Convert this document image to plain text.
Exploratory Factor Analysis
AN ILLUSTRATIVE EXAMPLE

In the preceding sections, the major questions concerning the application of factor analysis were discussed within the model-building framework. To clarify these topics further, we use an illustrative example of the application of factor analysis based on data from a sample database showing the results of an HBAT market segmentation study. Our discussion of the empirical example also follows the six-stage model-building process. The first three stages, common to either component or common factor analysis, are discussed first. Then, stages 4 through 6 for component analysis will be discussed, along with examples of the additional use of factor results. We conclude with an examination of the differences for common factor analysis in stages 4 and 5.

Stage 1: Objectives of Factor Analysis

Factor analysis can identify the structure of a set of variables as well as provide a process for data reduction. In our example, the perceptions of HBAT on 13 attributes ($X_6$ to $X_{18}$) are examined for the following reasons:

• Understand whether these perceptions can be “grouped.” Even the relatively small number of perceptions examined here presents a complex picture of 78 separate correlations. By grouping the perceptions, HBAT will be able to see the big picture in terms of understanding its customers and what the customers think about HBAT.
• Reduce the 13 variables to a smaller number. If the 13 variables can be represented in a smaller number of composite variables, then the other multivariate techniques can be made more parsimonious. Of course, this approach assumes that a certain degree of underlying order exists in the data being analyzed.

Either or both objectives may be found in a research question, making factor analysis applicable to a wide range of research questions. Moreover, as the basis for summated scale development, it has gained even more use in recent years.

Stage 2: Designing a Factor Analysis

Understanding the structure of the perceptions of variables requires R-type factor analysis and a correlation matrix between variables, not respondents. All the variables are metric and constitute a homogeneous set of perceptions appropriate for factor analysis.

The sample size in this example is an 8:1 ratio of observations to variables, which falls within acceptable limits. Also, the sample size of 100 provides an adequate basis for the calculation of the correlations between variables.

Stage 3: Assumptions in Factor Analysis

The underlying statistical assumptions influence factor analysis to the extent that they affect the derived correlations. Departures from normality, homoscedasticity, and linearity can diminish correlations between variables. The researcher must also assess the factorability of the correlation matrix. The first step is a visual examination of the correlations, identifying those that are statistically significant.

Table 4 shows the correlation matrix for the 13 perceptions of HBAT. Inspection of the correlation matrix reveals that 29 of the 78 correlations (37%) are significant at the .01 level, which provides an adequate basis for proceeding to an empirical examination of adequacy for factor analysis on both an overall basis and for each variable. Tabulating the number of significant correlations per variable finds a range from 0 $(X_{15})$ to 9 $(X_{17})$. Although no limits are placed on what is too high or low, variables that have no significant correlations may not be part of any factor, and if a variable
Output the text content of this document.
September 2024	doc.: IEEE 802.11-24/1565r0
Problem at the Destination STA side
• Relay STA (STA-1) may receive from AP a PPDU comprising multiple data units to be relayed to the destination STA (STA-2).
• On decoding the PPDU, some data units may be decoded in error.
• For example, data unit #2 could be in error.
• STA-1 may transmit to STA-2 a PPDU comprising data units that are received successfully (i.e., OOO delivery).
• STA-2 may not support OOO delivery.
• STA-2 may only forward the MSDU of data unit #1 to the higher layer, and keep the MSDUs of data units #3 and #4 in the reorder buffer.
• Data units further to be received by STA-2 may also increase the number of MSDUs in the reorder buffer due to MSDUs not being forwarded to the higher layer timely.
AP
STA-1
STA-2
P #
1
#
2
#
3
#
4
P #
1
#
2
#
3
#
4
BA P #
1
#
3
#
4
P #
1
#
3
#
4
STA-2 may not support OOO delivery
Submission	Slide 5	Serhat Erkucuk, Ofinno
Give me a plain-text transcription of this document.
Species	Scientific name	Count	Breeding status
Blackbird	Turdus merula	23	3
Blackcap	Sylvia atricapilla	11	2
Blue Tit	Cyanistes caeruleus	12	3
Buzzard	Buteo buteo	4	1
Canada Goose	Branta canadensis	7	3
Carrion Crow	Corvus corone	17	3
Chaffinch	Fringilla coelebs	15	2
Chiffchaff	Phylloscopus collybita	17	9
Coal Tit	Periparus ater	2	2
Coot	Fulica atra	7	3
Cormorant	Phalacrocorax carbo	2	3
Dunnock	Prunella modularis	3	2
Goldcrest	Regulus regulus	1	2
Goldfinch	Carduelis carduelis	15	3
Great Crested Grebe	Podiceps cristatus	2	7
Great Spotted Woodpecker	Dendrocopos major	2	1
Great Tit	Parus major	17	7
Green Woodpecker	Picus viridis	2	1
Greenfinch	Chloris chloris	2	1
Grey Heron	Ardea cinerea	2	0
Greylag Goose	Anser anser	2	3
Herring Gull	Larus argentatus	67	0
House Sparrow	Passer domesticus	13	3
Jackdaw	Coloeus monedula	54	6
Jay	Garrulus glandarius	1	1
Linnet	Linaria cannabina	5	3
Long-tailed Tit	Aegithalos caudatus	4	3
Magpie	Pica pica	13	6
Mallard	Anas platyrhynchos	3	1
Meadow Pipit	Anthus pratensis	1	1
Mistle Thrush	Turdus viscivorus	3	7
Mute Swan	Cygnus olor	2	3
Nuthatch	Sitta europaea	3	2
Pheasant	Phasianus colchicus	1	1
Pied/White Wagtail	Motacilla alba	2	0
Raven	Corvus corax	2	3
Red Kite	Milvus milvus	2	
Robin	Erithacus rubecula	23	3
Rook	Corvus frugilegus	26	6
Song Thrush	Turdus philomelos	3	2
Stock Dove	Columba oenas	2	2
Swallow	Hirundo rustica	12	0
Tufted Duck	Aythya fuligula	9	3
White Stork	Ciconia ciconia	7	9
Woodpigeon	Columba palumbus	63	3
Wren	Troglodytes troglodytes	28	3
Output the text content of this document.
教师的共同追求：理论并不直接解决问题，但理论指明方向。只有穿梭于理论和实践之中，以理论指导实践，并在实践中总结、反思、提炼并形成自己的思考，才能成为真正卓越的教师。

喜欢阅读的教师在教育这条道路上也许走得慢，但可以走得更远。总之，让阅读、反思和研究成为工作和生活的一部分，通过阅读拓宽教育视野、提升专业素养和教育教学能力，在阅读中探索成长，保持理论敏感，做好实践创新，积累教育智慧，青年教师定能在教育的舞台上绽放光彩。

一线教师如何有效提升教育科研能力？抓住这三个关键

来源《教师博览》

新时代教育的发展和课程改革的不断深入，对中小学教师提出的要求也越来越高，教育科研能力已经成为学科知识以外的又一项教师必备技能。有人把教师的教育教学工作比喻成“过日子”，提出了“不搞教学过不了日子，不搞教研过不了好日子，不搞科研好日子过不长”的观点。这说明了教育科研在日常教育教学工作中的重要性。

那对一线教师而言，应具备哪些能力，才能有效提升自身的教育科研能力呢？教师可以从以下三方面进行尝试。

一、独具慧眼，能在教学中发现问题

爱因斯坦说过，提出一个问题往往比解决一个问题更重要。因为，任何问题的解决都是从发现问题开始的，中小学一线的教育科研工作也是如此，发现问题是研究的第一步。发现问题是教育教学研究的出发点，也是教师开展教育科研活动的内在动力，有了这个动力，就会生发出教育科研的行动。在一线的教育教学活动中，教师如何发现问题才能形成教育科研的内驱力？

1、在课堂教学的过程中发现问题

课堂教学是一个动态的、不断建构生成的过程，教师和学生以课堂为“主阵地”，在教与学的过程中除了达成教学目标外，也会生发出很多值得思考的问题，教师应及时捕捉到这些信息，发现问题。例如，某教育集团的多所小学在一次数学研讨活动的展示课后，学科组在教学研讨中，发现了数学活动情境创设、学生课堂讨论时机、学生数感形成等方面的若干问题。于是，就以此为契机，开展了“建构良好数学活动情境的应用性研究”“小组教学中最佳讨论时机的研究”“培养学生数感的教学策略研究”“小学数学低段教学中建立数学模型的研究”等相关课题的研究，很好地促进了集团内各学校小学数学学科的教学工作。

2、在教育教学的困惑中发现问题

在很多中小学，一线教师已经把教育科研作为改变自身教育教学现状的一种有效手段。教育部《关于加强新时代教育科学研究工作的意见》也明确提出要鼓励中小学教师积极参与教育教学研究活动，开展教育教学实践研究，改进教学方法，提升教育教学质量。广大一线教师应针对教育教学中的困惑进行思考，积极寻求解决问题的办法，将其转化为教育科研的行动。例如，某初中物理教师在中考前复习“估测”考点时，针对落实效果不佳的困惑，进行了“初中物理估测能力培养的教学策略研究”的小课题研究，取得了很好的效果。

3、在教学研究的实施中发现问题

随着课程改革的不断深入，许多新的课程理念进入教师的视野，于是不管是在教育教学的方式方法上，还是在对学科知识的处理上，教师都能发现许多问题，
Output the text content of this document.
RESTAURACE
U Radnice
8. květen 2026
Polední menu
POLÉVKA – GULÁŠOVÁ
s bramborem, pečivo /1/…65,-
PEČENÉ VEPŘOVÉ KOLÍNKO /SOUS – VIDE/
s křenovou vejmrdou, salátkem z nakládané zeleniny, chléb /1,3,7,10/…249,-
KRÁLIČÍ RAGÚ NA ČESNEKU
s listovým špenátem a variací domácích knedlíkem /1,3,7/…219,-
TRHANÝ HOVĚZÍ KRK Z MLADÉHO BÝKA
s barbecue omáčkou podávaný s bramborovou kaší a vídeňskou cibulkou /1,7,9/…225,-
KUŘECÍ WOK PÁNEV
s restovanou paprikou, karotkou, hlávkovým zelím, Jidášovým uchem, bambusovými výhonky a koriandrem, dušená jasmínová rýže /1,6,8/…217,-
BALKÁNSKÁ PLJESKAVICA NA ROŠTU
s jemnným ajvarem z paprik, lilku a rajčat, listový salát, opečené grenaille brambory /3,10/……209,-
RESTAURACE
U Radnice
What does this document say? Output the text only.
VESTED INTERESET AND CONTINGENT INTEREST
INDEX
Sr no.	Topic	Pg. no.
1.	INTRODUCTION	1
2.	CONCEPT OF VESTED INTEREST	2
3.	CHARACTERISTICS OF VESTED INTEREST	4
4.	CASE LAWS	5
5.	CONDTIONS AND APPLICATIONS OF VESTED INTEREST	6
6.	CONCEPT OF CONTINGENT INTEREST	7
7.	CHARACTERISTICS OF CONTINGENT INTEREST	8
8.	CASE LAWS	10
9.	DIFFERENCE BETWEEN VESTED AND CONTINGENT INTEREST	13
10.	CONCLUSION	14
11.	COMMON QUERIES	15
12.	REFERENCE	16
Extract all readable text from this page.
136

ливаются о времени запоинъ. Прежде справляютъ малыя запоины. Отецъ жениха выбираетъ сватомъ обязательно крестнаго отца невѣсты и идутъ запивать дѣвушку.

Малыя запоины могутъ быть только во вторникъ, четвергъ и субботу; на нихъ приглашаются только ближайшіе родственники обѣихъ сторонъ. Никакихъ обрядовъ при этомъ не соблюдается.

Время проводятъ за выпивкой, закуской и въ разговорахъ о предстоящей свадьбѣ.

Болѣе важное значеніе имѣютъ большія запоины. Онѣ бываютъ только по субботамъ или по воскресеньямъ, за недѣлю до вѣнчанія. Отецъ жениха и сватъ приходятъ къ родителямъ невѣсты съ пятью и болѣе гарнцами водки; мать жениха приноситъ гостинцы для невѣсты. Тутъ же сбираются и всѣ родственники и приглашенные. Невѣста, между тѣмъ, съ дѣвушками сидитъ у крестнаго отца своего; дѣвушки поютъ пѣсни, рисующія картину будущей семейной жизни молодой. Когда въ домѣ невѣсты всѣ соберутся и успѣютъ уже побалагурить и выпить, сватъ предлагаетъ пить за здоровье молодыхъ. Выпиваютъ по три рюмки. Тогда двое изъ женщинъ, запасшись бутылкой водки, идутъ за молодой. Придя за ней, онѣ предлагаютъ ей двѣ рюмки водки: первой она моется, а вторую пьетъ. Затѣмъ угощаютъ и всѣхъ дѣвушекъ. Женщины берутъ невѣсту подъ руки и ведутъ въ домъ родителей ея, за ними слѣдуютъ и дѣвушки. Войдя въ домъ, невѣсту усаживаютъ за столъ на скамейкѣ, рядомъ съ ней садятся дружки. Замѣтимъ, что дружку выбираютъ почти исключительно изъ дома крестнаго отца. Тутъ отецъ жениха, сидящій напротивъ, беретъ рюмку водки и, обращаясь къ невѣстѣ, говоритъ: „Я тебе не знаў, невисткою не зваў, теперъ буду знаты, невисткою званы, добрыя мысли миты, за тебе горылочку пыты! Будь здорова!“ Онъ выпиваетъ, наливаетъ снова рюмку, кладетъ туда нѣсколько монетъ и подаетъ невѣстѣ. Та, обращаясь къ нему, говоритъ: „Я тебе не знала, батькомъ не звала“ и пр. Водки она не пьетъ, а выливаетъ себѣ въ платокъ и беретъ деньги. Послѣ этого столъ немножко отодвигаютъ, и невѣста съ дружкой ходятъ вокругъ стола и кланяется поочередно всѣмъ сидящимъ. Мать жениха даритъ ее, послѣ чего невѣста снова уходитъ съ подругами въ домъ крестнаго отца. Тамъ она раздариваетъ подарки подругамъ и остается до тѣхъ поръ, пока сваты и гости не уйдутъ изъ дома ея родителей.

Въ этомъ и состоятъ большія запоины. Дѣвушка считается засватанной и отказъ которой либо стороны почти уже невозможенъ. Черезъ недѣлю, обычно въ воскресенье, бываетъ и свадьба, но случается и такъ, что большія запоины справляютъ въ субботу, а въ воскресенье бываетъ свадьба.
════════
## Aim
Each line in the listing above that contains "buffer" should be copied.

## Response below
• STA-2 may only forward the MSDU of data unit #1 to the higher layer, and keep the MSDUs of data units #3 and #4 in the reorder buffer.
• Data units further to be received by STA-2 may also increase the number of MSDUs in the reorder buffer due to MSDUs not being forwarded to the higher layer timely.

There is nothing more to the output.